== Text excerpt
# Feature selection methods

Basically there're **feature selection** can be divided into 3 categories:

## Filter methods
Filter methods pick up the intrinsic properties of the features (i.e., the “relevance” of the features). They are measured via statistics analysis instead of cross-validation performance. 

1. information gain
2. chi-square test
    > A chi-square test is used to test the independence of two events. In feature selection,we can test the dependency between the predictor and response. Higher the Chi-Square value, the feature is more dependent on the response and it can be selected for model training
3. fisher score
4. correlation coefficient
    > Test correlation between all predictors. Features with high correlation are more linearly dependent on each other and hence have almost the same effect on the dependent variable. So, when two features have high correlation, we can drop one of the two features.
====
== Material shown
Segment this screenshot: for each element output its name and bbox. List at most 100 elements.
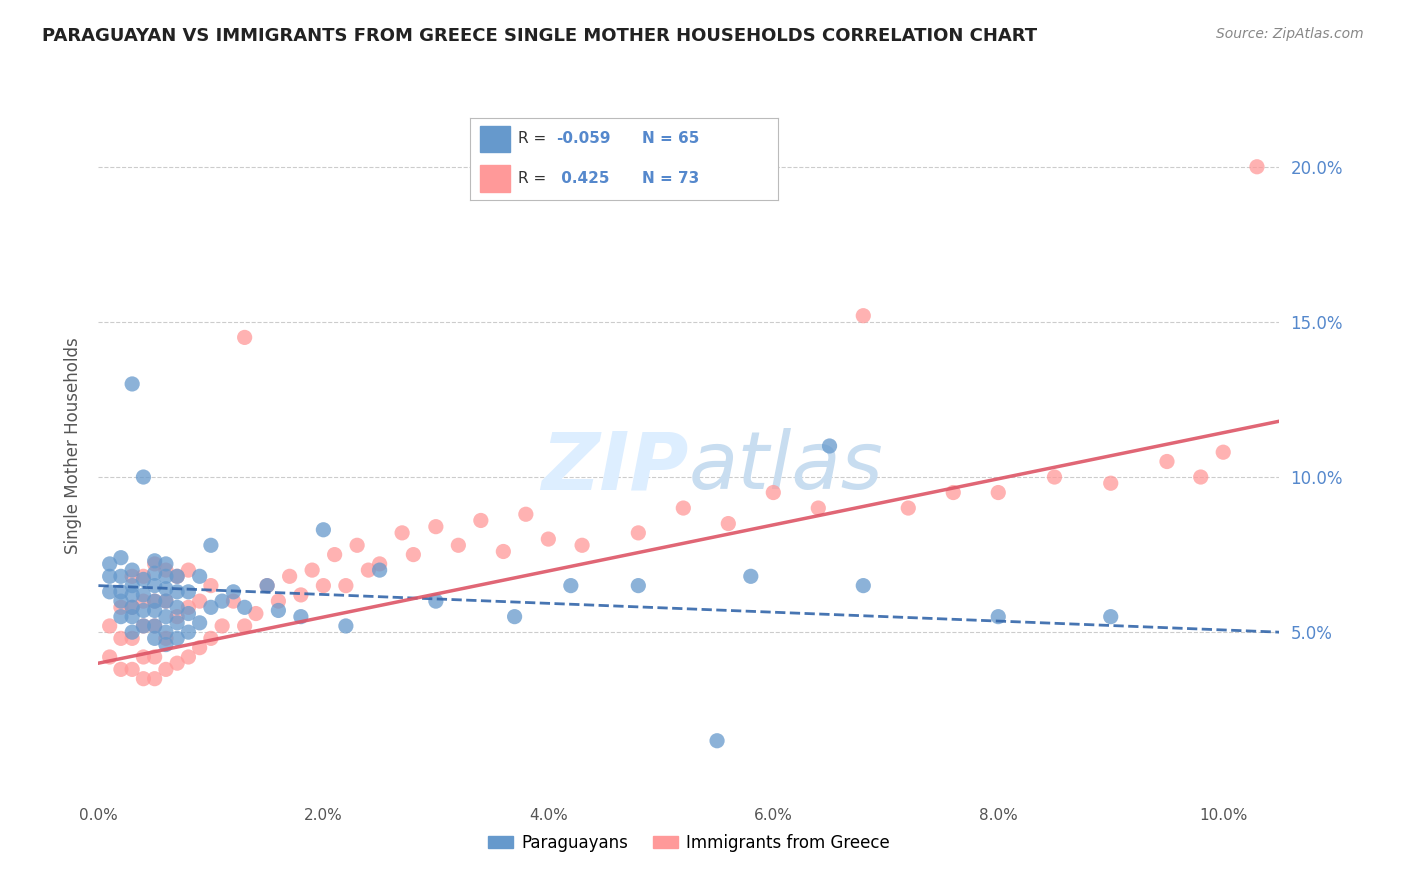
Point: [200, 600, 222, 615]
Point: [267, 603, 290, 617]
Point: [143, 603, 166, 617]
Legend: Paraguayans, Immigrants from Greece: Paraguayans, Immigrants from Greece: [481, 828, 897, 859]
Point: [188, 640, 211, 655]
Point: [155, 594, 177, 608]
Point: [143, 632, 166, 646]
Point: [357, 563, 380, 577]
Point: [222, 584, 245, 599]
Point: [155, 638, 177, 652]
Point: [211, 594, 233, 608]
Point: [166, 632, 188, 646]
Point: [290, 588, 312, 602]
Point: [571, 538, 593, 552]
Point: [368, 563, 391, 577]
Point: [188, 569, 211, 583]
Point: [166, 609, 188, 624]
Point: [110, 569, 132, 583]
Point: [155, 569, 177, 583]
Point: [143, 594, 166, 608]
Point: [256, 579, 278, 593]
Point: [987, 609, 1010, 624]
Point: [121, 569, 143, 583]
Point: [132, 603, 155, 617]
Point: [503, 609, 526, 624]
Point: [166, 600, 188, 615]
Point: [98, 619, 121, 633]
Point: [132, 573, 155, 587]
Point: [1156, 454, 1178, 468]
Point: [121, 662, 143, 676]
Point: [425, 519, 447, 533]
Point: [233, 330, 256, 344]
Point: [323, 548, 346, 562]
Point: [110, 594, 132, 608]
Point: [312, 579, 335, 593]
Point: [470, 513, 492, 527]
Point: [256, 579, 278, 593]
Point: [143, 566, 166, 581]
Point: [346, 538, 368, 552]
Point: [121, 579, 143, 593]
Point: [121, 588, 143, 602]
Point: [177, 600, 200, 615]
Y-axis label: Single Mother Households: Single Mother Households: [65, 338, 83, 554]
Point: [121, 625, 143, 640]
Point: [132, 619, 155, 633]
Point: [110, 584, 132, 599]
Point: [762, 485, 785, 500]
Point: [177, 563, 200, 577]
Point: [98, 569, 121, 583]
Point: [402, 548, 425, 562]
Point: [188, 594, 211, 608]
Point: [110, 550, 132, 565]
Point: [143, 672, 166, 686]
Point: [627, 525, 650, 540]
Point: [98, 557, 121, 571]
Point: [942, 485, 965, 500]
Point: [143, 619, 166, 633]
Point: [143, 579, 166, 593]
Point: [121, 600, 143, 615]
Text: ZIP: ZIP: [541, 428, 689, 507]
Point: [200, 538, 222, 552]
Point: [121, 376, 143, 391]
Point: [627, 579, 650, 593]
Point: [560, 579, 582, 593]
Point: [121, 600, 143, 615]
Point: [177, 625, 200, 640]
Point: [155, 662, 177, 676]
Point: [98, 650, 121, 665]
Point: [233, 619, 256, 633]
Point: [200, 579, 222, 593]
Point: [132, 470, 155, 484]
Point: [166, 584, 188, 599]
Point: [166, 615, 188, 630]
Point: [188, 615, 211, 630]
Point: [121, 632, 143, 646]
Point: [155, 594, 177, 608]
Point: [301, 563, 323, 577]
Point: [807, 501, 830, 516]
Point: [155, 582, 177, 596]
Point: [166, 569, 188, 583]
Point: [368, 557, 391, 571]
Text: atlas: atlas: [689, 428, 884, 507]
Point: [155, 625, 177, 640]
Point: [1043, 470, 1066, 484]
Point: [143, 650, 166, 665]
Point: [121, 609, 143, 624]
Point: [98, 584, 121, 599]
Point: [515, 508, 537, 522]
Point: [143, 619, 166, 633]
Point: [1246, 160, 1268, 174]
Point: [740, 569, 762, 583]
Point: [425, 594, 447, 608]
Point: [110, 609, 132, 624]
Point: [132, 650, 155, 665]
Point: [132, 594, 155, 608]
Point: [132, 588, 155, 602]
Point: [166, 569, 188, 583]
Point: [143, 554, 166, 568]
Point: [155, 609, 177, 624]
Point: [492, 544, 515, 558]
====
== Material shown
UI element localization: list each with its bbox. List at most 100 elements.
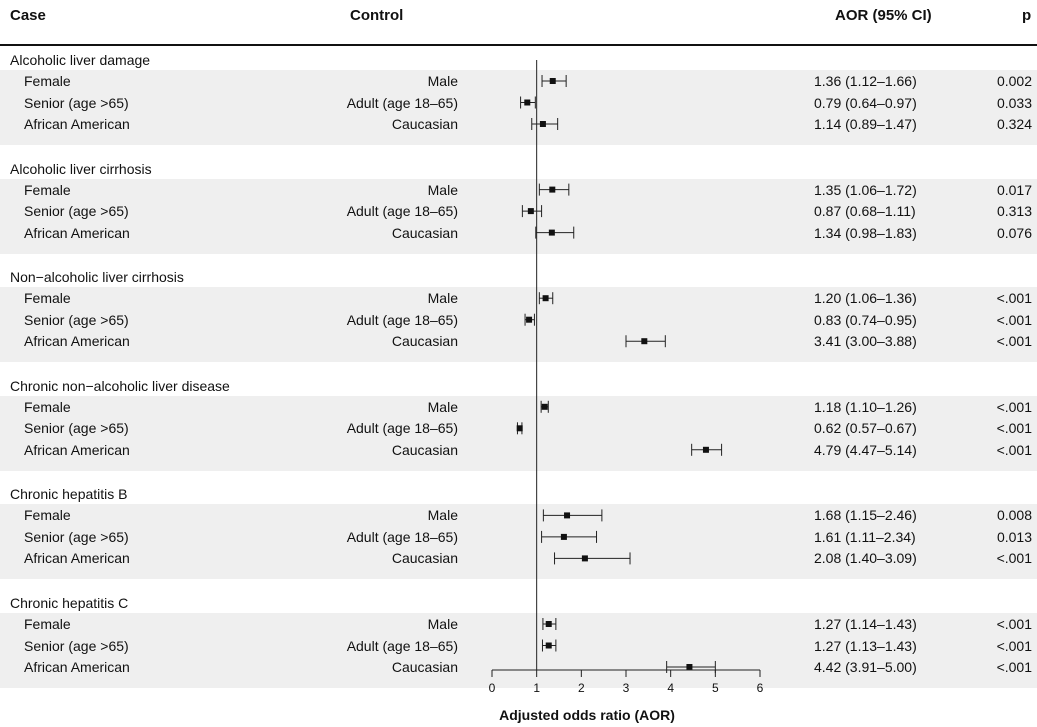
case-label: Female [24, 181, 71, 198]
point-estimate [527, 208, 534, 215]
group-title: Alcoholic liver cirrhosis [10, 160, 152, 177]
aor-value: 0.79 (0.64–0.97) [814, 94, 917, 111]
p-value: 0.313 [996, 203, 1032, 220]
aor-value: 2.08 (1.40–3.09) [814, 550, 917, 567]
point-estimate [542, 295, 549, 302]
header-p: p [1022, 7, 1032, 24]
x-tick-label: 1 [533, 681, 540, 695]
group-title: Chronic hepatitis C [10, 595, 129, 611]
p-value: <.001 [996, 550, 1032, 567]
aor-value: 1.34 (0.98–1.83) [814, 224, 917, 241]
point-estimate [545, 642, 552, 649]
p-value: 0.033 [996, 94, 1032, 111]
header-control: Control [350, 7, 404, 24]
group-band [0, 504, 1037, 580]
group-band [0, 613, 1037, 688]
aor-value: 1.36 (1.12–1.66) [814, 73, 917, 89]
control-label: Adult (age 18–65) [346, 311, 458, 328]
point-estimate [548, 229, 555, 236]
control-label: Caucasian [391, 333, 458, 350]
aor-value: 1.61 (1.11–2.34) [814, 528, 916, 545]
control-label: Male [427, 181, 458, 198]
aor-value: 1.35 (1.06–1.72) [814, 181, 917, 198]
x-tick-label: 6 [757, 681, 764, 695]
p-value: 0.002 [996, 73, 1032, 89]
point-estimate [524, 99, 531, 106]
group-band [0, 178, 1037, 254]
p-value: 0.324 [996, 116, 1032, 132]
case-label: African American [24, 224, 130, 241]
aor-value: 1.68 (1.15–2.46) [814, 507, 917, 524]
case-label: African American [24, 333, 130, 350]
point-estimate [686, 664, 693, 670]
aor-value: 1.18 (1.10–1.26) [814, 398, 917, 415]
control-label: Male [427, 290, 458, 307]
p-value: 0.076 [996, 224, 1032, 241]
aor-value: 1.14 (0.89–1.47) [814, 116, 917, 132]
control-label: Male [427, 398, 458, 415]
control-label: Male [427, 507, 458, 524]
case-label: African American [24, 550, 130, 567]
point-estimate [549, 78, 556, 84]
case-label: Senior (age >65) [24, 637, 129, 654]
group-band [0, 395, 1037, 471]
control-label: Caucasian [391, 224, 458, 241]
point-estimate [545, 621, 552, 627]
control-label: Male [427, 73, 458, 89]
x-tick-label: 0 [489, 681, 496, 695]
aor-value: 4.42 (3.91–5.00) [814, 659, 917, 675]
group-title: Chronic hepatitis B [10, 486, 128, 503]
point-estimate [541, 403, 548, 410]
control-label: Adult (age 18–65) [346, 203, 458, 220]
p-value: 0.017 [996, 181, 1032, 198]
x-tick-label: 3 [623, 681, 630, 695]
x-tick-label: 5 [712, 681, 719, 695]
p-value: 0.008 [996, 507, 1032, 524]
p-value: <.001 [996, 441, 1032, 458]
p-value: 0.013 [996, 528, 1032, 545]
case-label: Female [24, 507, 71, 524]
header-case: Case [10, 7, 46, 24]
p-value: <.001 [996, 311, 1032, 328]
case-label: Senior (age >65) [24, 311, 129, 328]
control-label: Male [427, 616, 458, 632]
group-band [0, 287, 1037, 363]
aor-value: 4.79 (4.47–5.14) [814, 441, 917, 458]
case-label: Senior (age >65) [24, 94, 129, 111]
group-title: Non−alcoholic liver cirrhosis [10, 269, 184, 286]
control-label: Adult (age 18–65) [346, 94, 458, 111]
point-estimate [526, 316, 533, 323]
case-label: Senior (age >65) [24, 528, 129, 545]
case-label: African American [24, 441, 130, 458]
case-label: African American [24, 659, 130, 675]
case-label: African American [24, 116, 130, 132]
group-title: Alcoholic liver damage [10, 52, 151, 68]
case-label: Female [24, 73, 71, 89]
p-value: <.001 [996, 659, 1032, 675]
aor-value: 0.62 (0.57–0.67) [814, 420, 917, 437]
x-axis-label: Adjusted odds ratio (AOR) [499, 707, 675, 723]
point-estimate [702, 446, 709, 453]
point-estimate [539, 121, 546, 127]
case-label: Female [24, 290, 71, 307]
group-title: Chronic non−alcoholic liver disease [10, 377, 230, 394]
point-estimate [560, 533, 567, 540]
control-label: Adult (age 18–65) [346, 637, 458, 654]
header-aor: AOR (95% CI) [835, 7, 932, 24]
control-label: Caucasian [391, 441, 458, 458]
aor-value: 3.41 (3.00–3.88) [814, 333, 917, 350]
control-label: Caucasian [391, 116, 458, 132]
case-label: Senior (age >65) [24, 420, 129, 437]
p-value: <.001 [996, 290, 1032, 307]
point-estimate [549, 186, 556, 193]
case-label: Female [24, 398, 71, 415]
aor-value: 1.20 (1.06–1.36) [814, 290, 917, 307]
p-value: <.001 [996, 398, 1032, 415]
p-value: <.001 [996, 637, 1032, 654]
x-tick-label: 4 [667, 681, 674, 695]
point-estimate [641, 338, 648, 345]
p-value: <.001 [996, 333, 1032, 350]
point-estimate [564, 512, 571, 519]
====
== Material shown
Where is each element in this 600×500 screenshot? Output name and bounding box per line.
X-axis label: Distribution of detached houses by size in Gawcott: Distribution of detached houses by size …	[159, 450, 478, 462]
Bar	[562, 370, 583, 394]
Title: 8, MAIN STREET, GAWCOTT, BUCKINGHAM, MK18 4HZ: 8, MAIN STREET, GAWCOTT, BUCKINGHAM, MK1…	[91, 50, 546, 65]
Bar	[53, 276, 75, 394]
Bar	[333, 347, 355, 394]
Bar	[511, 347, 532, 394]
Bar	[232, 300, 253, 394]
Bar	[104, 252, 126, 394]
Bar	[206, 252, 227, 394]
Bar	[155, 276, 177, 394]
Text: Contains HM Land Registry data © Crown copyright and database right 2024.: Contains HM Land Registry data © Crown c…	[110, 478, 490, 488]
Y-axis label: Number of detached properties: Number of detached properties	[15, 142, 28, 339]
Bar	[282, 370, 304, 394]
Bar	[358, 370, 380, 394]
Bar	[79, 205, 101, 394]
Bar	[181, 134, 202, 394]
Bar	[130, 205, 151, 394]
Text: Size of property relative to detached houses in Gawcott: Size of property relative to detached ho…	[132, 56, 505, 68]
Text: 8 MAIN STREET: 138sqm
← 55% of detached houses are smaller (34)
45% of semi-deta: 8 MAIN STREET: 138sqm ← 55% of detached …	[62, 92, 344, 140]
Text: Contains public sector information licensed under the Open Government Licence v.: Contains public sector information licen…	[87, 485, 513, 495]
====
:: Goal 1 ::
Duplicate the passage of the feature selection text above from "## Filter methods" to "of cross-validation performance.".
:: Goal 2 ::
Answer these questions from the feature selection text above:
(a) Into how many categories can feature selection be divided?
(b) What are filter methods measured via instead of cross-validation performance?
(c) What can be done when two features have high correlation?
:: Goal 3 ::
Decide whether each statement agrees with the feature selection text above. Answer yes or no, and quote the deciding words:
(a) Filter methods are measured via cross-validation performance.
(b) A higher chi-square value means the feature is more dependent on the response.
(c) Fisher score is listed among the filter methods.

:: Problem solution 1 ::
## Filter methods
Filter methods pick up the intrinsic properties of the features (i.e., the “relevance” of the features). They are measured via statistics analysis instead of cross-validation performance.

:: Problem solution 2 ::
(a) 3 categories.
(b) Statistics analysis.
(c) One of the two features can be dropped.

:: Problem solution 3 ::
(a) No: "They are measured via statistics analysis instead of cross-validation performance."
(b) Yes: "Higher the Chi-Square value, the feature is more dependent on the response"
(c) Yes: "fisher score"